Report, as a bare number, how many lines of the material below contain the word "proposal".

Recorded data:
--------------------

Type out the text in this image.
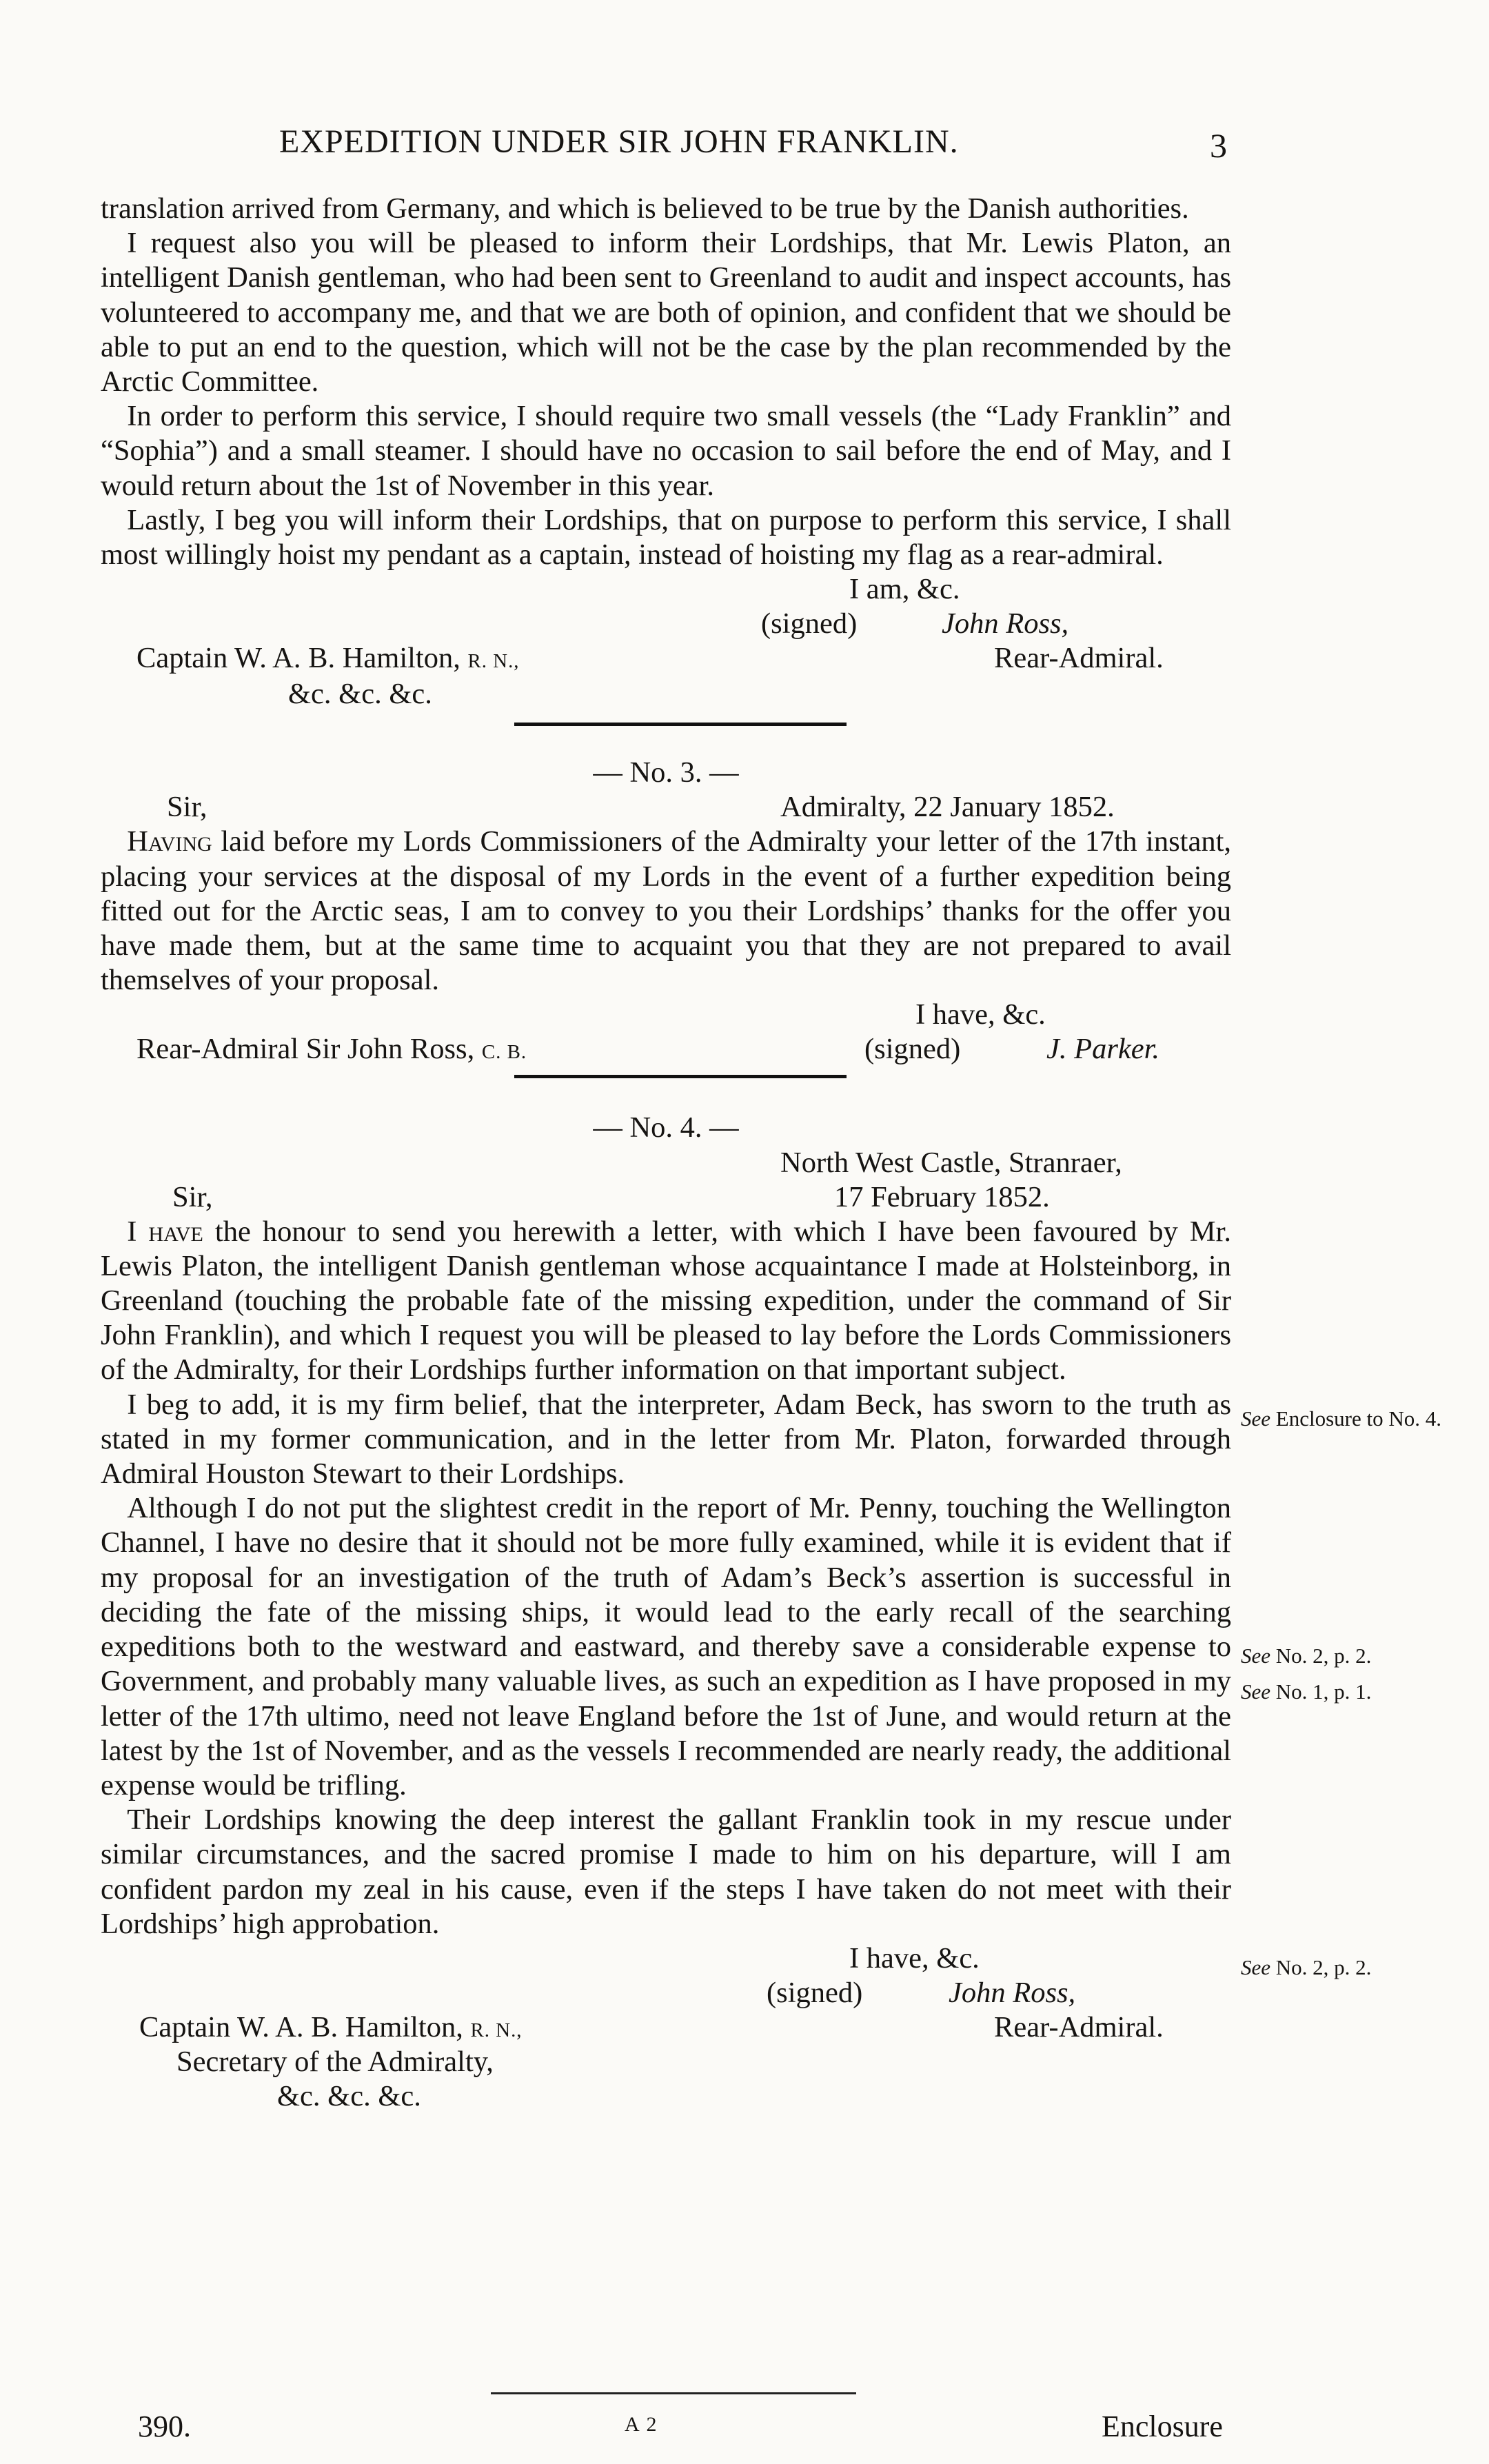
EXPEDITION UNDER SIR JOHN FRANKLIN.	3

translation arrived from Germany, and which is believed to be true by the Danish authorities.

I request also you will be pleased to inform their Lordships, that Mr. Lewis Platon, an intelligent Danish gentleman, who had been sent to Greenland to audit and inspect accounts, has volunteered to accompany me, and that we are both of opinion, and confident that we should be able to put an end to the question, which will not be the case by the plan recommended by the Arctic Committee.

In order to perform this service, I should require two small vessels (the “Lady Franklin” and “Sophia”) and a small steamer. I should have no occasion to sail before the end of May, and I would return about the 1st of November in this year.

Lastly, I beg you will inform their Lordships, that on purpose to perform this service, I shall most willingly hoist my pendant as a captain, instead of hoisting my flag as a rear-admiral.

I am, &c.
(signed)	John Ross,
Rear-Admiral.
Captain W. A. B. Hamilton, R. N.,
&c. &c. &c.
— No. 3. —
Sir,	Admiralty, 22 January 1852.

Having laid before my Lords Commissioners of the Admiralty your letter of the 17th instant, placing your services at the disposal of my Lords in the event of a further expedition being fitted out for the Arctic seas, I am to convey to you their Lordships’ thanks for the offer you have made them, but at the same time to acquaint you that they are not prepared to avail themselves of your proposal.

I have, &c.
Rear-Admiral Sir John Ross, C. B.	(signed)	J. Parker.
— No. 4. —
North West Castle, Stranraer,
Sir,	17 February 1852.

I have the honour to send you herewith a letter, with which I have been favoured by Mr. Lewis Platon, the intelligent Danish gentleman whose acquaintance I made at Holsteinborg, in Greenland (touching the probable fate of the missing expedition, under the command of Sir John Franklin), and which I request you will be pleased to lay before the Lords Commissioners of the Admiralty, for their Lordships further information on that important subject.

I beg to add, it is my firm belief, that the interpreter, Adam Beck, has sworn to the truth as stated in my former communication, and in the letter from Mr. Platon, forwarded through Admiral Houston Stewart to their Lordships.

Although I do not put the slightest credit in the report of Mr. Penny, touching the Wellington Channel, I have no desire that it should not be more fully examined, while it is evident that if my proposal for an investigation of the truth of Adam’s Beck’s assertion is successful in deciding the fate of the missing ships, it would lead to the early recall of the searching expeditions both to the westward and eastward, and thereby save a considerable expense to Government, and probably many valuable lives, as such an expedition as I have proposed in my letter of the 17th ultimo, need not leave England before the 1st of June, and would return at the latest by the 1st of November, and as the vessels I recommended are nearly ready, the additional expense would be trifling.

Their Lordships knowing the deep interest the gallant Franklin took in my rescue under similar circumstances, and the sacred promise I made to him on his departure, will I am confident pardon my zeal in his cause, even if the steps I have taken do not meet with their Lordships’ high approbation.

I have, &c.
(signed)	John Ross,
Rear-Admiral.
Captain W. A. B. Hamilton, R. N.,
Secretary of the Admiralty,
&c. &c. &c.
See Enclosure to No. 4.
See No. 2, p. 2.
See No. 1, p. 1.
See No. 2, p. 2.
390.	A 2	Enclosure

--------------------

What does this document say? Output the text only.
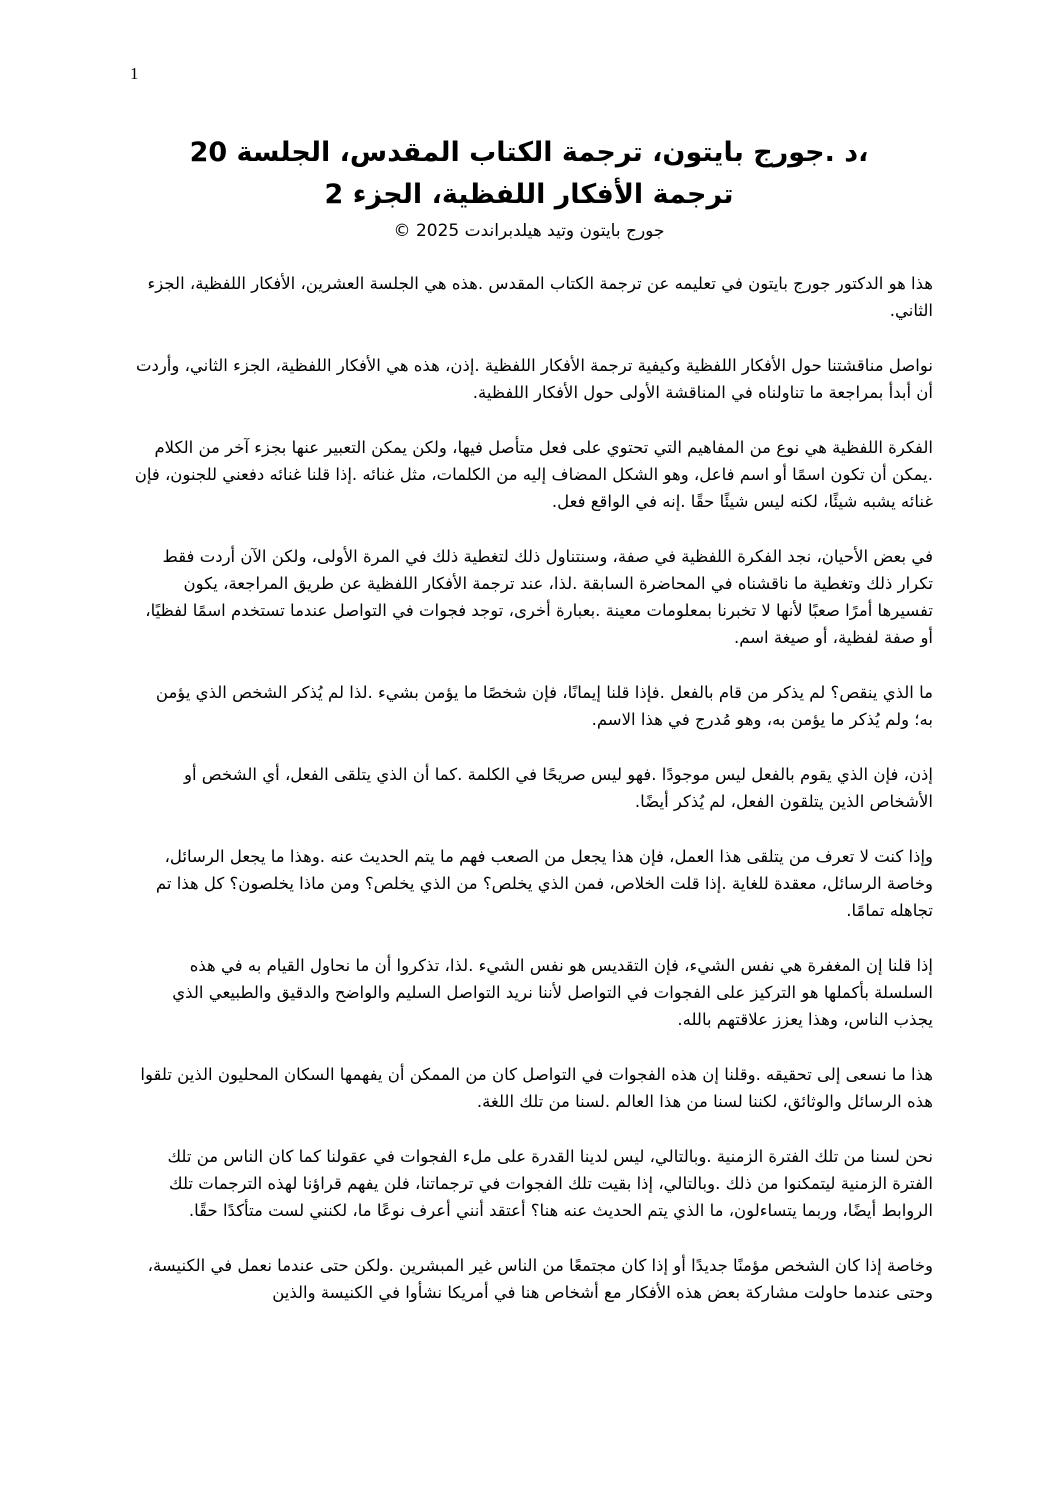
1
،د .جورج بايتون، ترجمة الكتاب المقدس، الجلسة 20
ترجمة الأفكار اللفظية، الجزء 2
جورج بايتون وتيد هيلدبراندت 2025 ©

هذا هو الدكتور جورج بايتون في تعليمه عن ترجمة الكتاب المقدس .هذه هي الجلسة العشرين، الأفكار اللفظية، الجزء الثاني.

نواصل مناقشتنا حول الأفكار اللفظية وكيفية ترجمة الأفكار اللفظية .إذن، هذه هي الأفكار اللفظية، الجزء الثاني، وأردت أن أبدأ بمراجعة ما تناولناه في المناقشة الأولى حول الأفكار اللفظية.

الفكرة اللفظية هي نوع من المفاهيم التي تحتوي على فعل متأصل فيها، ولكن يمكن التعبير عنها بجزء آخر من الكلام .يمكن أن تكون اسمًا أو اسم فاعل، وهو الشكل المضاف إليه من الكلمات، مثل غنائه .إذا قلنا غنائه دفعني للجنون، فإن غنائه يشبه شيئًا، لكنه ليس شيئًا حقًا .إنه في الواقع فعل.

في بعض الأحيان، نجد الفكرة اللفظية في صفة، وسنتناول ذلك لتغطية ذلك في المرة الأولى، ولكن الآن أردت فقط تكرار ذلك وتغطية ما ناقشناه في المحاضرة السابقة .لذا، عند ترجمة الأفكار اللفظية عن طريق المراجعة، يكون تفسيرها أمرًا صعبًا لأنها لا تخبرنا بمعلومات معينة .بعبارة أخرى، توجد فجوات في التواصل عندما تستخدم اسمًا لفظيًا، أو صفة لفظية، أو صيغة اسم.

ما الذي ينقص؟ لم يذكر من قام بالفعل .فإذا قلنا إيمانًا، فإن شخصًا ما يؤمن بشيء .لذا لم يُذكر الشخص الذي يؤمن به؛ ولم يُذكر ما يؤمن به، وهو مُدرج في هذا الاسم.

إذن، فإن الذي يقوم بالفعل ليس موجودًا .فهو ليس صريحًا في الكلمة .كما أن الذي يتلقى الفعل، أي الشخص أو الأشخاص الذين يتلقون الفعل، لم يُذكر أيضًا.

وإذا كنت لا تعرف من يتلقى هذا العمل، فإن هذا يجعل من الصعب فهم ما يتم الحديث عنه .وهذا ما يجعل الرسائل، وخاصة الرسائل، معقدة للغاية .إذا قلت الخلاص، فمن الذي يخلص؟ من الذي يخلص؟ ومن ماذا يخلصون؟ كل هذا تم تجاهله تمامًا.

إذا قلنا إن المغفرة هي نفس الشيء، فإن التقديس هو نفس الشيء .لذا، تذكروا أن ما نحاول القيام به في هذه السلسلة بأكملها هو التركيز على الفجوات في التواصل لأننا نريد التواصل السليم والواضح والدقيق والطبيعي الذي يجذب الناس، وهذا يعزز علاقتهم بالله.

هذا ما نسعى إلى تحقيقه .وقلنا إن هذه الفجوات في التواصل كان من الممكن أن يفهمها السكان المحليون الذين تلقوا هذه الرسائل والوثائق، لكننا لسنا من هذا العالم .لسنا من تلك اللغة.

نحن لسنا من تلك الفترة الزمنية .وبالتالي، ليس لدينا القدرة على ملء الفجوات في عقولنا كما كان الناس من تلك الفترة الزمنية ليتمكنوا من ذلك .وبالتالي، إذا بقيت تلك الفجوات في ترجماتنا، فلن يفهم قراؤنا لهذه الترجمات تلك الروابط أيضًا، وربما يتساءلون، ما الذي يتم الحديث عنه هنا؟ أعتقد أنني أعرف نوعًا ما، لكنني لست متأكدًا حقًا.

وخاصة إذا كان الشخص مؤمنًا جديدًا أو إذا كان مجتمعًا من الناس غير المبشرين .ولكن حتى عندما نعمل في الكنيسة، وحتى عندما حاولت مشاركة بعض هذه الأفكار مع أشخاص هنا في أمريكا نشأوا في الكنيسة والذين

--------------------

> [THE SOLUTION] 2